- Input for this task
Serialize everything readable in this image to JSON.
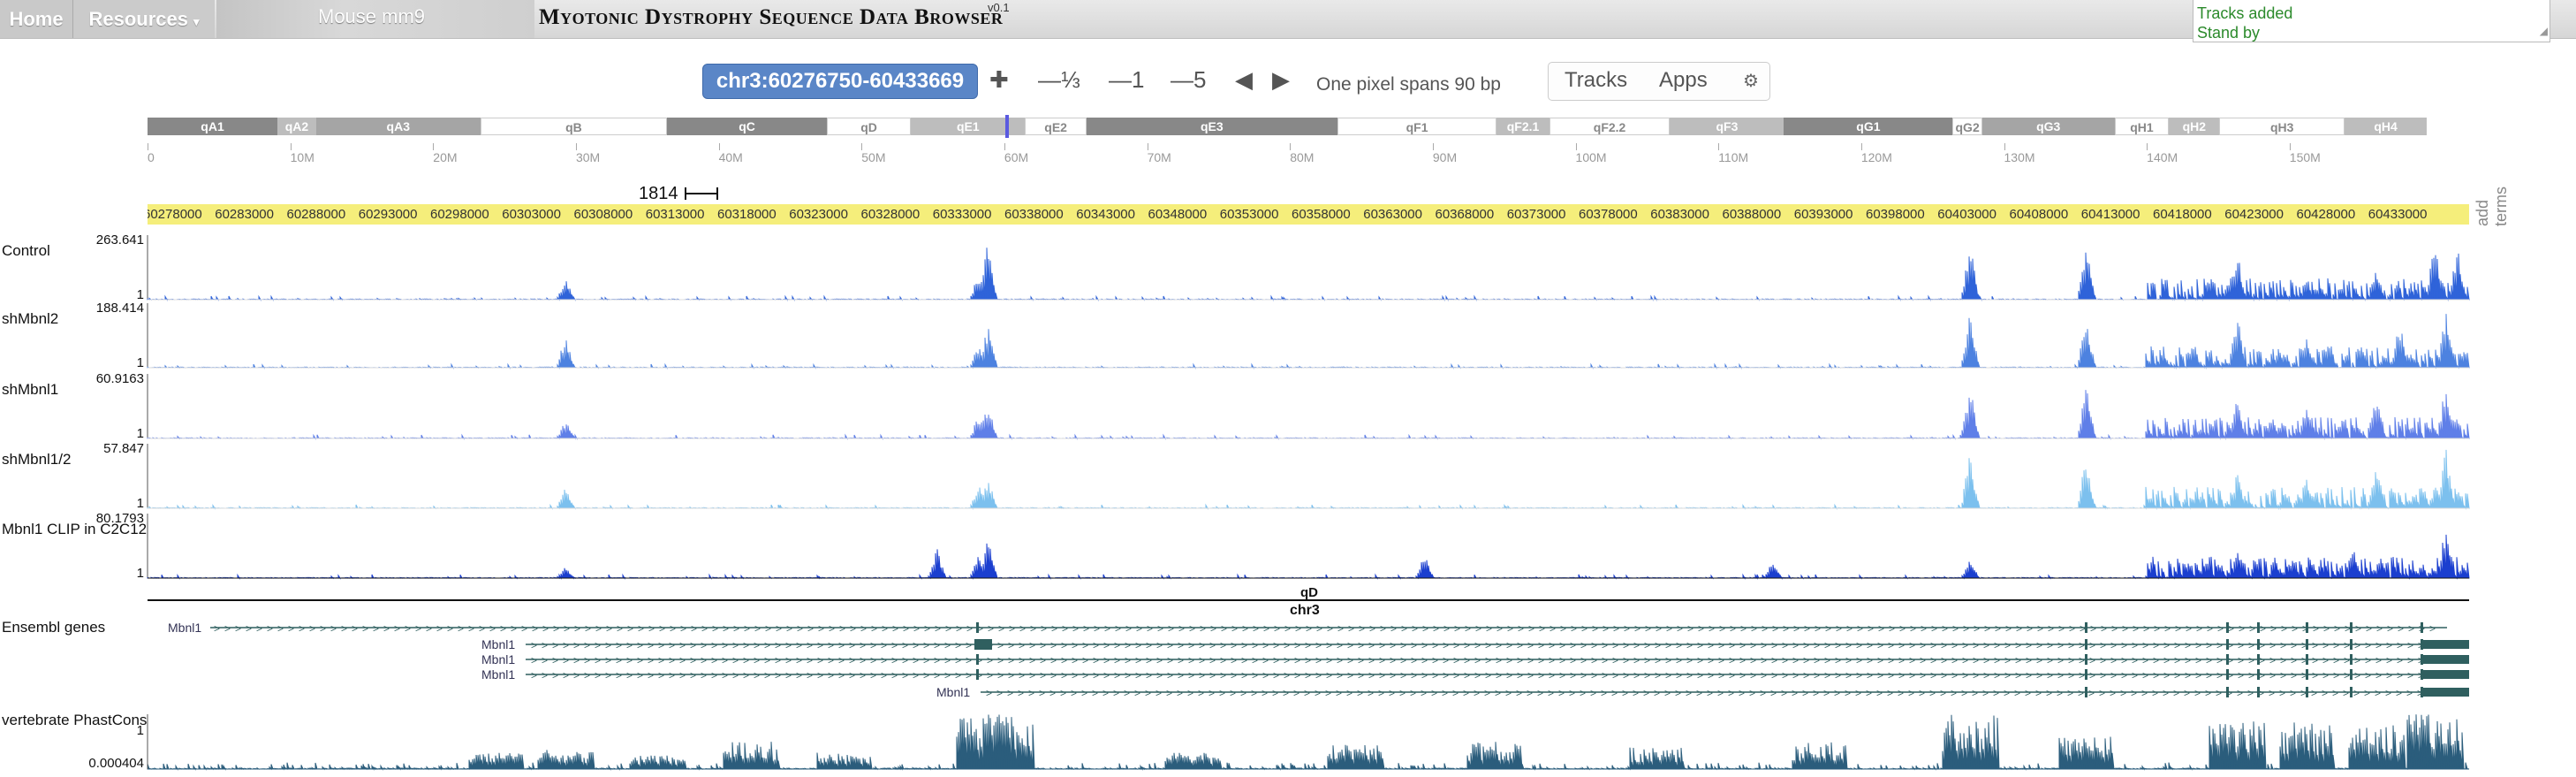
{
  "nav": {
    "home": "Home",
    "resources": "Resources",
    "resources_chevron": "▾",
    "assembly": "Mouse mm9"
  },
  "app": {
    "title": "Myotonic Dystrophy Sequence Data Browser",
    "version": "v0.1"
  },
  "status": {
    "lines": [
      "Tracks added",
      "Stand by"
    ]
  },
  "location": {
    "value": "chr3:60276750-60433669"
  },
  "controls": {
    "zoom_in": "✚",
    "zoom_third": "—⅓",
    "zoom_1": "—1",
    "zoom_5": "—5",
    "pan_left": "◀",
    "pan_right": "▶",
    "pixel_info": "One pixel spans 90 bp"
  },
  "menu": {
    "tracks": "Tracks",
    "apps": "Apps",
    "gear_icon": "⚙"
  },
  "ideogram": {
    "current_band": "qD",
    "bands": [
      {
        "name": "qA1",
        "start": 0,
        "end": 5.7,
        "color": "#888888",
        "text": "#ffffff"
      },
      {
        "name": "qA2",
        "start": 5.7,
        "end": 7.4,
        "color": "#bdbdbd",
        "text": "#ffffff"
      },
      {
        "name": "qA3",
        "start": 7.4,
        "end": 14.6,
        "color": "#a5a5a5",
        "text": "#ffffff"
      },
      {
        "name": "qB",
        "start": 14.6,
        "end": 22.8,
        "color": "#ffffff",
        "text": "#888888"
      },
      {
        "name": "qC",
        "start": 22.8,
        "end": 29.8,
        "color": "#888888",
        "text": "#ffffff"
      },
      {
        "name": "qD",
        "start": 29.8,
        "end": 33.5,
        "color": "#ffffff",
        "text": "#888888"
      },
      {
        "name": "qE1",
        "start": 33.5,
        "end": 38.5,
        "color": "#bdbdbd",
        "text": "#ffffff"
      },
      {
        "name": "qE2",
        "start": 38.5,
        "end": 41.2,
        "color": "#ffffff",
        "text": "#888888"
      },
      {
        "name": "qE3",
        "start": 41.2,
        "end": 52.2,
        "color": "#888888",
        "text": "#ffffff"
      },
      {
        "name": "qF1",
        "start": 52.2,
        "end": 59.2,
        "color": "#ffffff",
        "text": "#888888"
      },
      {
        "name": "qF2.1",
        "start": 59.2,
        "end": 61.5,
        "color": "#bdbdbd",
        "text": "#ffffff"
      },
      {
        "name": "qF2.2",
        "start": 61.5,
        "end": 66.8,
        "color": "#ffffff",
        "text": "#888888"
      },
      {
        "name": "qF3",
        "start": 66.8,
        "end": 71.8,
        "color": "#bdbdbd",
        "text": "#ffffff"
      },
      {
        "name": "qG1",
        "start": 71.8,
        "end": 79.2,
        "color": "#888888",
        "text": "#ffffff"
      },
      {
        "name": "qG2",
        "start": 79.2,
        "end": 80.5,
        "color": "#ffffff",
        "text": "#888888"
      },
      {
        "name": "qG3",
        "start": 80.5,
        "end": 86.3,
        "color": "#a5a5a5",
        "text": "#ffffff"
      },
      {
        "name": "qH1",
        "start": 86.3,
        "end": 88.7,
        "color": "#ffffff",
        "text": "#888888"
      },
      {
        "name": "qH2",
        "start": 88.7,
        "end": 90.9,
        "color": "#bdbdbd",
        "text": "#ffffff"
      },
      {
        "name": "qH3",
        "start": 90.9,
        "end": 96.4,
        "color": "#ffffff",
        "text": "#888888"
      },
      {
        "name": "qH4",
        "start": 96.4,
        "end": 100,
        "color": "#bdbdbd",
        "text": "#ffffff"
      }
    ]
  },
  "overview_axis": {
    "labels": [
      "0",
      "10M",
      "20M",
      "30M",
      "40M",
      "50M",
      "60M",
      "70M",
      "80M",
      "90M",
      "100M",
      "110M",
      "120M",
      "130M",
      "140M",
      "150M"
    ],
    "max_mb": 159.6
  },
  "scalebar": {
    "label": "1814"
  },
  "ruler": {
    "start": 60278000,
    "step": 5000,
    "count": 32
  },
  "add_terms": "add terms",
  "tracks": [
    {
      "name": "Control",
      "max": "263.641",
      "min": "1",
      "color": "#2f63d9"
    },
    {
      "name": "shMbnl2",
      "max": "188.414",
      "min": "1",
      "color": "#4d82e0"
    },
    {
      "name": "shMbnl1",
      "max": "60.9163",
      "min": "1",
      "color": "#5f7fe8"
    },
    {
      "name": "shMbnl1/2",
      "max": "57.847",
      "min": "1",
      "color": "#7cc0ee"
    },
    {
      "name": "Mbnl1 CLIP in C2C12",
      "max": "80.1793",
      "min": "1",
      "color": "#1b3fcf"
    }
  ],
  "chromosome": {
    "band": "qD",
    "name": "chr3"
  },
  "genes": {
    "track_name": "Ensembl genes",
    "labels": [
      "Mbnl1",
      "Mbnl1",
      "Mbnl1",
      "Mbnl1",
      "Mbnl1"
    ]
  },
  "conservation": {
    "name": "vertebrate PhastCons",
    "max": "1",
    "min": "0.000404",
    "color": "#2b5d7c"
  }
}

- What to produce
Nothing but the pictures may be dropped; restate the material word for word.

- Solution to the exercise
Serialize everything readable in this image to JSON.
{
  "nav": {
    "home": "Home",
    "resources": "Resources",
    "resources_chevron": "▾",
    "assembly": "Mouse mm9"
  },
  "app": {
    "title": "Myotonic Dystrophy Sequence Data Browser",
    "version": "v0.1"
  },
  "status": {
    "lines": [
      "Tracks added",
      "Stand by"
    ]
  },
  "location": {
    "value": "chr3:60276750-60433669"
  },
  "controls": {
    "zoom_in": "✚",
    "zoom_third": "—⅓",
    "zoom_1": "—1",
    "zoom_5": "—5",
    "pan_left": "◀",
    "pan_right": "▶",
    "pixel_info": "One pixel spans 90 bp"
  },
  "menu": {
    "tracks": "Tracks",
    "apps": "Apps",
    "gear_icon": "⚙"
  },
  "ideogram": {
    "current_band": "qD",
    "bands": [
      {
        "name": "qA1",
        "start": 0,
        "end": 5.7,
        "color": "#888888",
        "text": "#ffffff"
      },
      {
        "name": "qA2",
        "start": 5.7,
        "end": 7.4,
        "color": "#bdbdbd",
        "text": "#ffffff"
      },
      {
        "name": "qA3",
        "start": 7.4,
        "end": 14.6,
        "color": "#a5a5a5",
        "text": "#ffffff"
      },
      {
        "name": "qB",
        "start": 14.6,
        "end": 22.8,
        "color": "#ffffff",
        "text": "#888888"
      },
      {
        "name": "qC",
        "start": 22.8,
        "end": 29.8,
        "color": "#888888",
        "text": "#ffffff"
      },
      {
        "name": "qD",
        "start": 29.8,
        "end": 33.5,
        "color": "#ffffff",
        "text": "#888888"
      },
      {
        "name": "qE1",
        "start": 33.5,
        "end": 38.5,
        "color": "#bdbdbd",
        "text": "#ffffff"
      },
      {
        "name": "qE2",
        "start": 38.5,
        "end": 41.2,
        "color": "#ffffff",
        "text": "#888888"
      },
      {
        "name": "qE3",
        "start": 41.2,
        "end": 52.2,
        "color": "#888888",
        "text": "#ffffff"
      },
      {
        "name": "qF1",
        "start": 52.2,
        "end": 59.2,
        "color": "#ffffff",
        "text": "#888888"
      },
      {
        "name": "qF2.1",
        "start": 59.2,
        "end": 61.5,
        "color": "#bdbdbd",
        "text": "#ffffff"
      },
      {
        "name": "qF2.2",
        "start": 61.5,
        "end": 66.8,
        "color": "#ffffff",
        "text": "#888888"
      },
      {
        "name": "qF3",
        "start": 66.8,
        "end": 71.8,
        "color": "#bdbdbd",
        "text": "#ffffff"
      },
      {
        "name": "qG1",
        "start": 71.8,
        "end": 79.2,
        "color": "#888888",
        "text": "#ffffff"
      },
      {
        "name": "qG2",
        "start": 79.2,
        "end": 80.5,
        "color": "#ffffff",
        "text": "#888888"
      },
      {
        "name": "qG3",
        "start": 80.5,
        "end": 86.3,
        "color": "#a5a5a5",
        "text": "#ffffff"
      },
      {
        "name": "qH1",
        "start": 86.3,
        "end": 88.7,
        "color": "#ffffff",
        "text": "#888888"
      },
      {
        "name": "qH2",
        "start": 88.7,
        "end": 90.9,
        "color": "#bdbdbd",
        "text": "#ffffff"
      },
      {
        "name": "qH3",
        "start": 90.9,
        "end": 96.4,
        "color": "#ffffff",
        "text": "#888888"
      },
      {
        "name": "qH4",
        "start": 96.4,
        "end": 100,
        "color": "#bdbdbd",
        "text": "#ffffff"
      }
    ]
  },
  "overview_axis": {
    "labels": [
      "0",
      "10M",
      "20M",
      "30M",
      "40M",
      "50M",
      "60M",
      "70M",
      "80M",
      "90M",
      "100M",
      "110M",
      "120M",
      "130M",
      "140M",
      "150M"
    ],
    "max_mb": 159.6
  },
  "scalebar": {
    "label": "1814"
  },
  "ruler": {
    "start": 60278000,
    "step": 5000,
    "count": 32
  },
  "add_terms": "add terms",
  "tracks": [
    {
      "name": "Control",
      "max": "263.641",
      "min": "1",
      "color": "#2f63d9"
    },
    {
      "name": "shMbnl2",
      "max": "188.414",
      "min": "1",
      "color": "#4d82e0"
    },
    {
      "name": "shMbnl1",
      "max": "60.9163",
      "min": "1",
      "color": "#5f7fe8"
    },
    {
      "name": "shMbnl1/2",
      "max": "57.847",
      "min": "1",
      "color": "#7cc0ee"
    },
    {
      "name": "Mbnl1 CLIP in C2C12",
      "max": "80.1793",
      "min": "1",
      "color": "#1b3fcf"
    }
  ],
  "chromosome": {
    "band": "qD",
    "name": "chr3"
  },
  "genes": {
    "track_name": "Ensembl genes",
    "labels": [
      "Mbnl1",
      "Mbnl1",
      "Mbnl1",
      "Mbnl1",
      "Mbnl1"
    ]
  },
  "conservation": {
    "name": "vertebrate PhastCons",
    "max": "1",
    "min": "0.000404",
    "color": "#2b5d7c"
  }
}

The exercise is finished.